PASSAGE FOR REVIEW:
◇ ◇ ◇ ◇

Today I discovered I am a carrier of BRCA1.
Today and from this moment onwards I have an 80% chance of developing breast cancer and a 60% chance of developing ovarian cancer.
Today is the calmest and most relaxed I have felt in nearly a year.
My geneticist, Marjie, opened the envelope in front of me. 'This is not the result we wanted' she said and then cried. Bless her heart. I ended up cuddling her! Then I sat back down, had a little cry...just a few tears...then said 'what now?'. I will be referred to a gynaecologist & to the breast unit in the new year.
This day will change my life, how can it not? Which in a way is strange because this gene has been inside me from the moment I was a little cell in the womb. BRCA1 has always been a part of my life, silent and unnoticed. A little ticking time bomb, undetected. Had my aunt not agreed to genetics testing before she died I might never have known.

◇ ◇ ◇ ◇

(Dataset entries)
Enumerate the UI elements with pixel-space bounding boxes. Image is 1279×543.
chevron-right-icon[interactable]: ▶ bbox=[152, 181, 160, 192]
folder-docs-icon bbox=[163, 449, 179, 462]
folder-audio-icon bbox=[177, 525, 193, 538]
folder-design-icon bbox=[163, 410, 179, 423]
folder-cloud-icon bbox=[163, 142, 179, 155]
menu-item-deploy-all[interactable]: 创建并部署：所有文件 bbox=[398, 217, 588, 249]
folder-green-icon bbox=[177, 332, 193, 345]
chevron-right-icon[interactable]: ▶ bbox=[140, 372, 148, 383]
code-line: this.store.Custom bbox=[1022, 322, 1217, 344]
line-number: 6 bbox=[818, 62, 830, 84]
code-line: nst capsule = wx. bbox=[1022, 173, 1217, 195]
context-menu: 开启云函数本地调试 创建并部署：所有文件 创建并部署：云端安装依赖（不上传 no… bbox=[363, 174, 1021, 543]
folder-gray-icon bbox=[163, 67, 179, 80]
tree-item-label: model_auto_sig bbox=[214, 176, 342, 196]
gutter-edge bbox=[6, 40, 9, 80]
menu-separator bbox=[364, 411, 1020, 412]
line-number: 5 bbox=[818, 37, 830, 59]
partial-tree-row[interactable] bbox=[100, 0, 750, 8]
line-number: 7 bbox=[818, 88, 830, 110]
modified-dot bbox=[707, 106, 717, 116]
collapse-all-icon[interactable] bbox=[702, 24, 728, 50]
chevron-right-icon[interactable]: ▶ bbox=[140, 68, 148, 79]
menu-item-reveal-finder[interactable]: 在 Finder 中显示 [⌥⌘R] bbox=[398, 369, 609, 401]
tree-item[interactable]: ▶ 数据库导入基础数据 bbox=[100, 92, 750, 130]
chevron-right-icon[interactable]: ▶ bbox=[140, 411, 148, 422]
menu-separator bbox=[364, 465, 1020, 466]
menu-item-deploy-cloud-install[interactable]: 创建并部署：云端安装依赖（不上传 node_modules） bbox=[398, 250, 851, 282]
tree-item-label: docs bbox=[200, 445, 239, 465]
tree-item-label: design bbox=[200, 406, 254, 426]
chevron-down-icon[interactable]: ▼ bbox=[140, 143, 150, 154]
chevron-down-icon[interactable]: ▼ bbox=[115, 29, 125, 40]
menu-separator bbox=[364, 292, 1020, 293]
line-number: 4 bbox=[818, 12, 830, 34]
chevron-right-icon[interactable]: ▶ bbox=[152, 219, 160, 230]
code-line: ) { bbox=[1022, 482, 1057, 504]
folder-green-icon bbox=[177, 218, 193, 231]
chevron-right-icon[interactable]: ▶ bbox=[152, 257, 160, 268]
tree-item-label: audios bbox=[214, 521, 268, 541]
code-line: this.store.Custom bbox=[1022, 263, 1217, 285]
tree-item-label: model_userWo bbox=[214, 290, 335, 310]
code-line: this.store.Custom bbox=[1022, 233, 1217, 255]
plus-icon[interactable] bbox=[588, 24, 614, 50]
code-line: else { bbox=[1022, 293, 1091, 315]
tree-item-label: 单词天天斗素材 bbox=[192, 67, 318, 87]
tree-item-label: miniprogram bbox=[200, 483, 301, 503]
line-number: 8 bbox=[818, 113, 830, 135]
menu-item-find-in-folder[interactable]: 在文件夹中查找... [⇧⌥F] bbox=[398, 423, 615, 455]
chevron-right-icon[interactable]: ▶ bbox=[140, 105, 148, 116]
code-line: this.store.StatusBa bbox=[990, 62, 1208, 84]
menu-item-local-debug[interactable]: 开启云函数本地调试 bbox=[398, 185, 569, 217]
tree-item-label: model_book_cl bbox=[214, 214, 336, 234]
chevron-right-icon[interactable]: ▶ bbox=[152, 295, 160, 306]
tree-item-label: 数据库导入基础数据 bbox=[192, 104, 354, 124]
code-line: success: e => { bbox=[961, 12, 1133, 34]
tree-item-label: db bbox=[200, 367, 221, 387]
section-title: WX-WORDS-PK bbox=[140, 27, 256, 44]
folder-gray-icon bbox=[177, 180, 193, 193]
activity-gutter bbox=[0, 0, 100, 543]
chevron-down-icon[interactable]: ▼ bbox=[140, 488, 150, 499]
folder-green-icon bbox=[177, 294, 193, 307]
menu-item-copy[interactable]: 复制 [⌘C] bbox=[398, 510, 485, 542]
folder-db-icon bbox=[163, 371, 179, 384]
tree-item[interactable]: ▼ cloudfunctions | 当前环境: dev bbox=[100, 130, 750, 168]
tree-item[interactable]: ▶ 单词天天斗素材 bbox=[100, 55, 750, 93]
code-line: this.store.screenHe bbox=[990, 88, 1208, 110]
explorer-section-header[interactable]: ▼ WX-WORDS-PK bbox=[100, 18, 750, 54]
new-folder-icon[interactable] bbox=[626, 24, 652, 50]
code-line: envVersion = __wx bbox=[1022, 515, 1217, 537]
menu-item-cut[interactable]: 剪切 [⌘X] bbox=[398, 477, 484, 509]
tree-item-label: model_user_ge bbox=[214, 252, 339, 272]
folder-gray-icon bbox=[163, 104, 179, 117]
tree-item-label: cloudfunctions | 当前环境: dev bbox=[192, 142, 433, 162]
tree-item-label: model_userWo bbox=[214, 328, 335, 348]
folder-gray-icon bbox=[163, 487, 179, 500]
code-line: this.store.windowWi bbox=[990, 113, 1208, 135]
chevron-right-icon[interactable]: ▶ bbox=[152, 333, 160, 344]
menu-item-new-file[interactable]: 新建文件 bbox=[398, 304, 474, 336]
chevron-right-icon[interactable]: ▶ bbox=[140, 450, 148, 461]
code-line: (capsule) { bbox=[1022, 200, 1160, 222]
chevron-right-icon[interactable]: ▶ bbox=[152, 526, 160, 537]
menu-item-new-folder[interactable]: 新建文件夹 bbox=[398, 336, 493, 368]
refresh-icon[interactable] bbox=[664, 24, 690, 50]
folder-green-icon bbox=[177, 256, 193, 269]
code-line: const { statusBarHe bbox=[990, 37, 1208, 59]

◇ ◇ ◇ ◇

PROBLEM DESCRIPTION:
Resume the personal account of learning about a BRCA1 result, picking up after its last sentence. This data comes from a different source than the text.

RESULT BELOW:
But now I do know and a strange sense of calm has washed over me. It's December 16th. Christmas is just around the corner. And I do not want to deal with this now. For the past 10 months not a day has gone by without BRCA1 being a whisper in my mind, a thought before I've gone to sleep, a tear in my eye when I look at Ruairi. Well now I know, I AM a carrier, I WILL have big decisions to make. But not now. I am officially on a BRCA1 break. I am going to have a lovely christmas with my little family and come the new year I will deal with this. But not now.